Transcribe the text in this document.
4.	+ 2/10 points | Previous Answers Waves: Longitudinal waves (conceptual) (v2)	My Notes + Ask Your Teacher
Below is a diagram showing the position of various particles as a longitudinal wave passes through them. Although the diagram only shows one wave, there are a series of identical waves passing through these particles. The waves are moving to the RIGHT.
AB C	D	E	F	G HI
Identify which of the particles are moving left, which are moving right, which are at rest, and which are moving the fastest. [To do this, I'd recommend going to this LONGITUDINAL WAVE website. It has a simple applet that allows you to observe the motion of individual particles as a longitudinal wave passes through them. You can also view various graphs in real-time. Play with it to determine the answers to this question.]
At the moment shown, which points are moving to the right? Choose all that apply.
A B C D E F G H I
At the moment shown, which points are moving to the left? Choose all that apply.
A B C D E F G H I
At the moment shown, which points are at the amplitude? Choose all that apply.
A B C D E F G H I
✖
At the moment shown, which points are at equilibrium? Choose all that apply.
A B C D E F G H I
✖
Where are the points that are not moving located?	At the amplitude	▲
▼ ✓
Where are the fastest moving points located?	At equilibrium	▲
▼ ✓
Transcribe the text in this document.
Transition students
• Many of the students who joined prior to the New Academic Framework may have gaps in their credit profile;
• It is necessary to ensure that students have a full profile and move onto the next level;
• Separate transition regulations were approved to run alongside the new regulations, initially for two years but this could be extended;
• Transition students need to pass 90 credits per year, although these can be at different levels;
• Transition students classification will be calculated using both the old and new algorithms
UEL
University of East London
● ● ● ● ●
Check each line of the records above for "profile", and copy those that have it.

• Many of the students who joined prior to the New Academic Framework may have gaps in their credit profile;
• It is necessary to ensure that students have a full profile and move onto the next level;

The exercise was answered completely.